Each line that holds the word "user" counts once. Give the total number of such lines and nothing else.

AVAILABLE DATA =>
# # #
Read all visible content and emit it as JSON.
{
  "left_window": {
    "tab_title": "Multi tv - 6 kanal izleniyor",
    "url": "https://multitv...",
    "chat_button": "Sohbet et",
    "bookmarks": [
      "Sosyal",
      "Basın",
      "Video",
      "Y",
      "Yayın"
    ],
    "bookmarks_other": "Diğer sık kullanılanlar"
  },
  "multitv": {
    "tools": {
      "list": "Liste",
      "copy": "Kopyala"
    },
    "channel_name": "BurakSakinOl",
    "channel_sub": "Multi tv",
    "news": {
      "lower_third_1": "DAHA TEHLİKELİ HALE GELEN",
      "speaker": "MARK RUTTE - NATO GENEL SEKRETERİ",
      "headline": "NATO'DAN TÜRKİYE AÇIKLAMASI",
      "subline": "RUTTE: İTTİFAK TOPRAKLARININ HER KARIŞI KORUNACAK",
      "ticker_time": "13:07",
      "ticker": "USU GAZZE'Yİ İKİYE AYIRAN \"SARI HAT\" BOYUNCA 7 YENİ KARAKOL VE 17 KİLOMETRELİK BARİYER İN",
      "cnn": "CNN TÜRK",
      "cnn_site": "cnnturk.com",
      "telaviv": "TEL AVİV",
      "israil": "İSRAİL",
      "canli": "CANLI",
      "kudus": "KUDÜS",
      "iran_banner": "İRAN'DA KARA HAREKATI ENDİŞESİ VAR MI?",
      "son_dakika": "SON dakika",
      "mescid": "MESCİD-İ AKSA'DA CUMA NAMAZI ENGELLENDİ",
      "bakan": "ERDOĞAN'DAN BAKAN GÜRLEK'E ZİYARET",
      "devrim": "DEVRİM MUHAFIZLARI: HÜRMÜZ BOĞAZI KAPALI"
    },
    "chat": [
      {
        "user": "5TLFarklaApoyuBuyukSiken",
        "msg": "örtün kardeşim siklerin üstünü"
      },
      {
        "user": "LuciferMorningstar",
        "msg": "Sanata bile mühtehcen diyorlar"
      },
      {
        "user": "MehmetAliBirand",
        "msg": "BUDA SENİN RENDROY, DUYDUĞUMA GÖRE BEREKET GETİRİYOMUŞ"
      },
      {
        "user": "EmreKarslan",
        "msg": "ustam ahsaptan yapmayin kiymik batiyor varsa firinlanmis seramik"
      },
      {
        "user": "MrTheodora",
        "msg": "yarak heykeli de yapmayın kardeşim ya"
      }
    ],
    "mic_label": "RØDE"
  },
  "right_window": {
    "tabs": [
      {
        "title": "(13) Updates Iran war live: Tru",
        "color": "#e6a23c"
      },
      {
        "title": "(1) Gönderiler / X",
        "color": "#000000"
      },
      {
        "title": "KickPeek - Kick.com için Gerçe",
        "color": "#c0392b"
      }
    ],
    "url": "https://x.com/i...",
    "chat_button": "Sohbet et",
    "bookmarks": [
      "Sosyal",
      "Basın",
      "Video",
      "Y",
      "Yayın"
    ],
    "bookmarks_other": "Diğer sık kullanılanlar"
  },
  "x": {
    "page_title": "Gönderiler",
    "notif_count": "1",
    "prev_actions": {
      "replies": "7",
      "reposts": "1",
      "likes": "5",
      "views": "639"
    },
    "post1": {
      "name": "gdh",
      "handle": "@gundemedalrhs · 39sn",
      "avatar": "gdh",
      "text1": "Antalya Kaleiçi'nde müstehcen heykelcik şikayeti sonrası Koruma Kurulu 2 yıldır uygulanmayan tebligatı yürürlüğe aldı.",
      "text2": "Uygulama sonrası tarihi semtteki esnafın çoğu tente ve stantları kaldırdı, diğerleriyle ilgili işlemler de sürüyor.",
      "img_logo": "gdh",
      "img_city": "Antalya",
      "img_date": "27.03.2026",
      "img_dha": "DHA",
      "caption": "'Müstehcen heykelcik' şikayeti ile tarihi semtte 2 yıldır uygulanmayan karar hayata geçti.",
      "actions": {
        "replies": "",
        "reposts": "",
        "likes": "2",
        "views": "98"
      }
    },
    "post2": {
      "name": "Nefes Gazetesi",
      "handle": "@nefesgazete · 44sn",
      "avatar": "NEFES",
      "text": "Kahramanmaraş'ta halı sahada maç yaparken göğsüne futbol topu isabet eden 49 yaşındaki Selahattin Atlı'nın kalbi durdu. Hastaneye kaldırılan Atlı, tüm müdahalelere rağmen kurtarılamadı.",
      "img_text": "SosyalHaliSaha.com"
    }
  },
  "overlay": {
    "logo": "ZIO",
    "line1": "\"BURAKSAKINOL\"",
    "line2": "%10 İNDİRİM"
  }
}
# # #
REPLY => 5